What to do:
Every line below that includes "name" counts toward the total. Report that total alone.

Supplied records:
▬▬▬

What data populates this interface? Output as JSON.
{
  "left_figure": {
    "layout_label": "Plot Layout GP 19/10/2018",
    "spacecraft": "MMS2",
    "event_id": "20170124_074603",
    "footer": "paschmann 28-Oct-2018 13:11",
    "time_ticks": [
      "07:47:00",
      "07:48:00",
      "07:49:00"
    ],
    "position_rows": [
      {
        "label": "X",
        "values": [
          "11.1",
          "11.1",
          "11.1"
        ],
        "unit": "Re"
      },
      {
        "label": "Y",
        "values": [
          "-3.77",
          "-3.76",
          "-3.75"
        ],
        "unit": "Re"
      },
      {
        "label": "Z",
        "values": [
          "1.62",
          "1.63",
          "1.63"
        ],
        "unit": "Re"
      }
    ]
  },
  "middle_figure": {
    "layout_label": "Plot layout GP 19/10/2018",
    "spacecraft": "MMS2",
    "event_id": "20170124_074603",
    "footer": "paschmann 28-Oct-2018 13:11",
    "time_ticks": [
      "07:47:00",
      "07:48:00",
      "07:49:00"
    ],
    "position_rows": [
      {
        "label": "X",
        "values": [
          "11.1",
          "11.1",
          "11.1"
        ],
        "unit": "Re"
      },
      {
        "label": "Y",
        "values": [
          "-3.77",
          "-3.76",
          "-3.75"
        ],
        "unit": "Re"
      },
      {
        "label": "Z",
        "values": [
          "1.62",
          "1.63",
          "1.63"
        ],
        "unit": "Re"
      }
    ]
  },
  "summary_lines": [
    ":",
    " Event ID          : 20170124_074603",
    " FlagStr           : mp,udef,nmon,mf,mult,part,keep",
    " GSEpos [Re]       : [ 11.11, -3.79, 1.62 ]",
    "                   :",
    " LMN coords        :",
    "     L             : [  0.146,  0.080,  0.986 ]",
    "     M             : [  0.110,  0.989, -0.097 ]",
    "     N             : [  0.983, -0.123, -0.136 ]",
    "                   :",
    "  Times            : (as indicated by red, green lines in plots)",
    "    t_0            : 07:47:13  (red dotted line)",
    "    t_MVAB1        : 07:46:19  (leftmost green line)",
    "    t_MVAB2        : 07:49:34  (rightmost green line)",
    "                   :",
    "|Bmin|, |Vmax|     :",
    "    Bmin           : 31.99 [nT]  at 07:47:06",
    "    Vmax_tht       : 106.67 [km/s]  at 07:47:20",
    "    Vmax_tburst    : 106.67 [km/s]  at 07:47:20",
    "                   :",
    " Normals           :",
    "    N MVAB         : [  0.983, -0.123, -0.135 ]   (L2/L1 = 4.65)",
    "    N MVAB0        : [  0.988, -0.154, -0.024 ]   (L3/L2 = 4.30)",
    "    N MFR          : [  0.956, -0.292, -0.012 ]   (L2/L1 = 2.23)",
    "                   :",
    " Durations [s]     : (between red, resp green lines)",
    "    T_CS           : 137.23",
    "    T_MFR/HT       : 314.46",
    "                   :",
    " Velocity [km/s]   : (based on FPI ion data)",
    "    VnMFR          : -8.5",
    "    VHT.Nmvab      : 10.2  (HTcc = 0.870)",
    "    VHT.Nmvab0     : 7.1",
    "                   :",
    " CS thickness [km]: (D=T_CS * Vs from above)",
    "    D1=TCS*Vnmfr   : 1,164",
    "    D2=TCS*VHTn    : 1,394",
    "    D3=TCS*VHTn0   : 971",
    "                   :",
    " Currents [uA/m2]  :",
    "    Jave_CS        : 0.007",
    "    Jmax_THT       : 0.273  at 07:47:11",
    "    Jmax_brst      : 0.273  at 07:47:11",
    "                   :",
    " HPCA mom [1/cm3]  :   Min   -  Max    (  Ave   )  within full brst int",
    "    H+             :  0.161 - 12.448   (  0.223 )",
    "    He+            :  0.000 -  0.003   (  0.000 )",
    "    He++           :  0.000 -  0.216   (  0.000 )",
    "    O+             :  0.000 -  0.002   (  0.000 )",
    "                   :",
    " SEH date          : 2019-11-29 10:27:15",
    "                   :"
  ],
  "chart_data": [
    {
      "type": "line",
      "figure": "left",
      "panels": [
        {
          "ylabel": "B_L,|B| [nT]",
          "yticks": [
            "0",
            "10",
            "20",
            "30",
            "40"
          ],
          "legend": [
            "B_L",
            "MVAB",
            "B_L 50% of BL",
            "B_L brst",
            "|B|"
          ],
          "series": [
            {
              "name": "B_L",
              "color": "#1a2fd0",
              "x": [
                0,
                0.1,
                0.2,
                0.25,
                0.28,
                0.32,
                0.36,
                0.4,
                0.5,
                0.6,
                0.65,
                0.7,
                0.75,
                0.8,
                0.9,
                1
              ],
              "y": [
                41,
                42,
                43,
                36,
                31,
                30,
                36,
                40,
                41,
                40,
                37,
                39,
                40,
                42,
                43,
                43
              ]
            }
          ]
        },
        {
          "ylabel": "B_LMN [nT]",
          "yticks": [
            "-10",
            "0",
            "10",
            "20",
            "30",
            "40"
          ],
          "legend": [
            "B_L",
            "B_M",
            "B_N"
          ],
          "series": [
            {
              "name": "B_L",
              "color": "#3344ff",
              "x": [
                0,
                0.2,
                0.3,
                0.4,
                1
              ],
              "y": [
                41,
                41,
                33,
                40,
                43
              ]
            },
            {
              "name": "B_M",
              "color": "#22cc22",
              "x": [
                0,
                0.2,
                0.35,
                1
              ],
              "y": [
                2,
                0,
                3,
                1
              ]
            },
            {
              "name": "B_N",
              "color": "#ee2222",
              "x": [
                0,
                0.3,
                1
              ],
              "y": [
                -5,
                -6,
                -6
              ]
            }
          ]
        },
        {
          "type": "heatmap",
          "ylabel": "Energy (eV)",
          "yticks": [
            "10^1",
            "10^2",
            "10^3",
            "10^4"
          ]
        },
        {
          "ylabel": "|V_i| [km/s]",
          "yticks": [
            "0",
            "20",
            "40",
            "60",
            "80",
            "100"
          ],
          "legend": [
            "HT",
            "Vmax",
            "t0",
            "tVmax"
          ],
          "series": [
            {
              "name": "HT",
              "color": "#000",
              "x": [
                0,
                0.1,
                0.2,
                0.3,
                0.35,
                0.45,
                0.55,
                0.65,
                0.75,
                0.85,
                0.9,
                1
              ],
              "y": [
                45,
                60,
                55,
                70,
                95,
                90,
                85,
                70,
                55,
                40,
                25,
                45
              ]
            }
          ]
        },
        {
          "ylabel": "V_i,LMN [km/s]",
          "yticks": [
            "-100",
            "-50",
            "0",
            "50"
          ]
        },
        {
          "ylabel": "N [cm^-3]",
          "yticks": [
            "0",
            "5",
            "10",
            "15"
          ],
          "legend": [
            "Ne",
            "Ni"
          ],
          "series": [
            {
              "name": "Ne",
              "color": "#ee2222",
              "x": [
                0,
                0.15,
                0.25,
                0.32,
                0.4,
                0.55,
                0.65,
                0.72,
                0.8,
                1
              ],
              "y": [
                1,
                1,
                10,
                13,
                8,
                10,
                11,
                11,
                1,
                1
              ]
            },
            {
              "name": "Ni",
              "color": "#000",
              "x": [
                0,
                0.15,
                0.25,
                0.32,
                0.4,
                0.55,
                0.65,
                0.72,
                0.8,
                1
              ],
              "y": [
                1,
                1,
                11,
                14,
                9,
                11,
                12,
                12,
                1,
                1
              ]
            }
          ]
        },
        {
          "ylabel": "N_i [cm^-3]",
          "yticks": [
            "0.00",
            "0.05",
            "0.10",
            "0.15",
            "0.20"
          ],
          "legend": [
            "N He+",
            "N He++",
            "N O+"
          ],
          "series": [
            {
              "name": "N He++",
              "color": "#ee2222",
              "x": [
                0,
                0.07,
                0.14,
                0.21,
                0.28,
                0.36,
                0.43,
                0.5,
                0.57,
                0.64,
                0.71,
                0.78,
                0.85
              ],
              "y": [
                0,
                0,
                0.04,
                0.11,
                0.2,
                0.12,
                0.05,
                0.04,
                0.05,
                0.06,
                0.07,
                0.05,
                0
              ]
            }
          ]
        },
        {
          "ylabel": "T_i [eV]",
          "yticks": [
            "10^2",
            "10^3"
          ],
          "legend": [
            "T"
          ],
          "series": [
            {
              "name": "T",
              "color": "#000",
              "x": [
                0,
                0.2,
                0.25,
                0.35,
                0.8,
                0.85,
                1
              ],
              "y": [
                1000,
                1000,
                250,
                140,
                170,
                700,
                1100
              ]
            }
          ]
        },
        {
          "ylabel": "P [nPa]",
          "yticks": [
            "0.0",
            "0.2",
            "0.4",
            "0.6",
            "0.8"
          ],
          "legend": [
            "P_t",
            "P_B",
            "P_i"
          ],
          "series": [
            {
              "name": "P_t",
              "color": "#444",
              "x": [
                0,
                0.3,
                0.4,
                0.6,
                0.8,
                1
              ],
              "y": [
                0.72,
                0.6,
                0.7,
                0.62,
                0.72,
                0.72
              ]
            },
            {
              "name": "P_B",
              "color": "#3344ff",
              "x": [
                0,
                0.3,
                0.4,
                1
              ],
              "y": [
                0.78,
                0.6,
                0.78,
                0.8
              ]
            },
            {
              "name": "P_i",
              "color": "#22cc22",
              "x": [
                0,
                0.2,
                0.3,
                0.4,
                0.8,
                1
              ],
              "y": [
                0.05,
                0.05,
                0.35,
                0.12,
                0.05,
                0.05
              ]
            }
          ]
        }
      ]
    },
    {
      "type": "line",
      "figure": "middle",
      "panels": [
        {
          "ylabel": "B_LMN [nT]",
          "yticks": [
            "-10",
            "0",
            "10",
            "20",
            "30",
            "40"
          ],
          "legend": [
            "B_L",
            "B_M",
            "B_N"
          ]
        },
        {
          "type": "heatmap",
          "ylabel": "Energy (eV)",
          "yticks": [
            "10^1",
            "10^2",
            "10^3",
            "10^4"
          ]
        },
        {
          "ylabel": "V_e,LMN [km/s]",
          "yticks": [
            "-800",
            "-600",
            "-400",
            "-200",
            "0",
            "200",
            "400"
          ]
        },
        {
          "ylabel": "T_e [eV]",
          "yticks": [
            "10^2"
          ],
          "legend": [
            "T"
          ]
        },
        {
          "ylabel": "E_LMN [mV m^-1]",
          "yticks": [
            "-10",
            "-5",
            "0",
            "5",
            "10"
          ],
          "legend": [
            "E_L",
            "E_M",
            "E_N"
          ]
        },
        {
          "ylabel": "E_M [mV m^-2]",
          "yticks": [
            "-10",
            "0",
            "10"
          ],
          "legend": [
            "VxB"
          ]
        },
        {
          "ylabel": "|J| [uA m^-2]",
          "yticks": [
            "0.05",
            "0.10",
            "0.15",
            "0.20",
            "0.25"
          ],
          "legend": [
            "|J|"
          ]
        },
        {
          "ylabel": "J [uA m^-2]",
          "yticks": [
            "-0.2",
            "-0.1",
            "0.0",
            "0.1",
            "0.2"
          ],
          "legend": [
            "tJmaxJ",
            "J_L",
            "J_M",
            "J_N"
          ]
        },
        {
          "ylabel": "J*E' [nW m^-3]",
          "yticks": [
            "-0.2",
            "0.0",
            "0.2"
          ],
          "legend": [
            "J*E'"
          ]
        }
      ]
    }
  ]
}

▬▬▬

Answer to the exercise:
12